*INFORMATION PROVIDED*
--
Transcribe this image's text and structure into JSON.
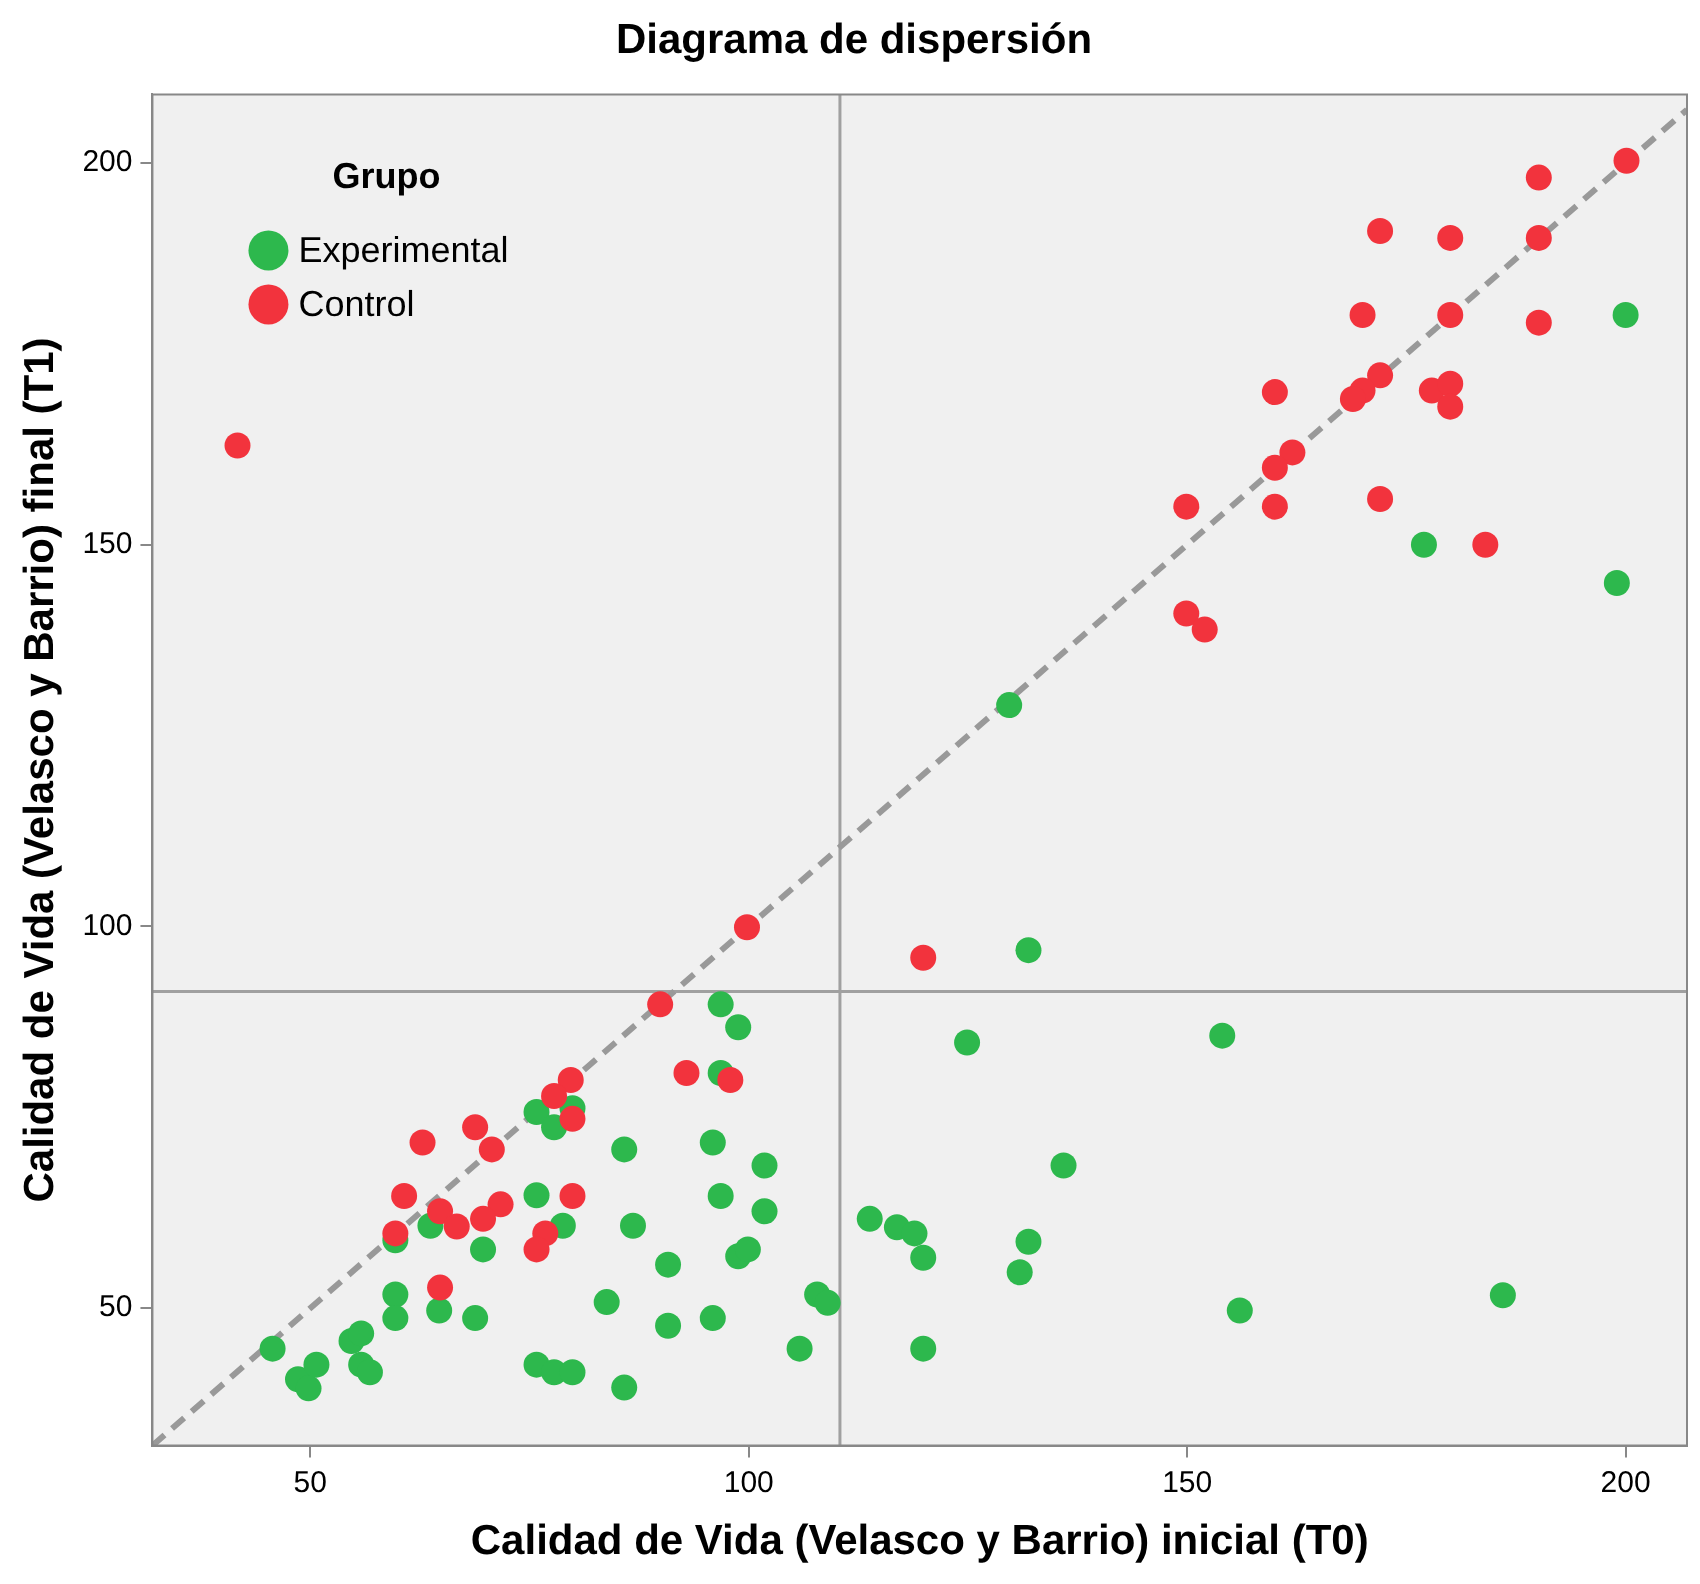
{
  "chart_data": {
    "type": "scatter",
    "title": "Diagrama de dispersión",
    "xlabel": "Calidad de Vida (Velasco y Barrio) inicial (T0)",
    "ylabel": "Calidad de Vida (Velasco y Barrio) final (T1)",
    "legend_title": "Grupo",
    "legend": "top left",
    "marker": "circle",
    "xlim": [
      32,
      207
    ],
    "ylim": [
      32,
      209
    ],
    "xticks": [
      50,
      100,
      150,
      200
    ],
    "yticks": [
      50,
      100,
      150,
      200
    ],
    "ref_lines": [
      {
        "axis": "x",
        "value": 110.4,
        "color": "#a0a0a0"
      },
      {
        "axis": "y",
        "value": 91.5,
        "color": "#a0a0a0"
      }
    ],
    "series": [
      {
        "name": "Experimental",
        "color": "#2db84d",
        "x": [
          45.7,
          48.6,
          49.8,
          50.7,
          54.7,
          55.8,
          55.8,
          56.8,
          59.7,
          59.7,
          59.7,
          63.7,
          64.7,
          68.8,
          69.7,
          75.8,
          75.8,
          75.8,
          77.8,
          77.8,
          78.8,
          79.9,
          79.9,
          83.8,
          85.8,
          85.8,
          86.8,
          96.8,
          98.8,
          96.8,
          95.9,
          101.8,
          96.8,
          101.8,
          90.8,
          98.8,
          99.9,
          90.8,
          95.9,
          107.8,
          109,
          105.8,
          113.8,
          116.9,
          118.9,
          119.9,
          119.9,
          124.9,
          131.9,
          131.9,
          130.9,
          154,
          135.9,
          156,
          186,
          129.7,
          177,
          200,
          199
        ],
        "values": [
          44.7,
          40.7,
          39.5,
          42.6,
          45.7,
          46.7,
          42.6,
          41.6,
          51.8,
          48.7,
          58.9,
          60.8,
          49.7,
          48.7,
          57.7,
          75.7,
          64.8,
          42.6,
          73.7,
          41.6,
          60.8,
          41.6,
          76.2,
          50.8,
          70.8,
          39.6,
          60.8,
          89.8,
          86.8,
          80.8,
          71.7,
          68.7,
          64.7,
          62.7,
          55.7,
          56.8,
          57.7,
          47.7,
          48.7,
          51.8,
          50.7,
          44.7,
          61.7,
          60.6,
          59.8,
          56.6,
          44.7,
          84.8,
          96.9,
          58.7,
          54.7,
          85.7,
          68.7,
          49.7,
          51.7,
          129,
          150,
          180.1,
          145
        ]
      },
      {
        "name": "Control",
        "color": "#f2333d",
        "x": [
          79.7,
          77.8,
          79.9,
          68.8,
          62.8,
          70.7,
          60.7,
          79.9,
          71.7,
          69.7,
          64.8,
          66.7,
          59.7,
          76.8,
          75.8,
          64.8,
          99.8,
          89.9,
          92.9,
          97.9,
          119.9,
          41.7,
          200.1,
          190.1,
          172,
          180,
          190.1,
          170,
          180,
          190.1,
          160,
          172,
          170,
          168.9,
          177.9,
          180,
          180,
          162,
          160,
          149.9,
          160,
          172,
          184,
          149.9,
          152
        ],
        "values": [
          79.9,
          77.8,
          74.8,
          73.7,
          71.7,
          70.8,
          64.7,
          64.7,
          63.6,
          61.7,
          62.7,
          60.7,
          59.8,
          59.8,
          57.7,
          52.7,
          99.9,
          89.8,
          80.8,
          79.9,
          95.9,
          163,
          200.3,
          198.1,
          191.1,
          190.2,
          190.2,
          180.1,
          180.1,
          179.1,
          170,
          172.2,
          170.2,
          169.1,
          170.2,
          171.1,
          168.1,
          162.1,
          160.1,
          155,
          155,
          156,
          150,
          141,
          138.9
        ]
      },
      {
        "type": "line",
        "color": "#999999",
        "line_style": "dashed",
        "marker": "none",
        "x": [
          32,
          207
        ],
        "values": [
          32,
          207
        ]
      }
    ]
  }
}
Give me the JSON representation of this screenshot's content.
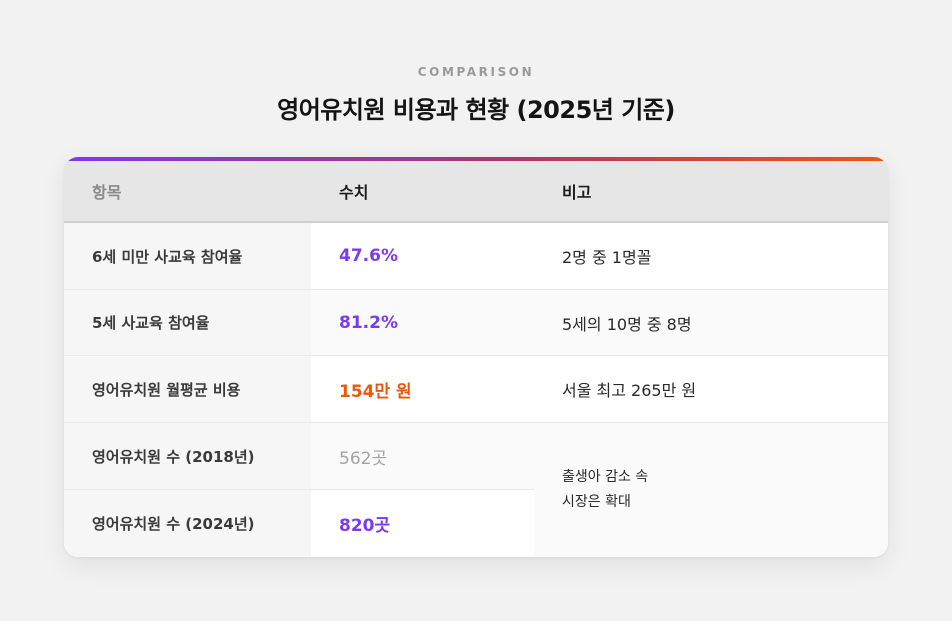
--
Using the listing above, list every line in which the string "JSON" occurs.

*EXERCISE RESPONSE*
Transcribe this image's text and structure into JSON.
Give me the JSON representation of this screenshot's content.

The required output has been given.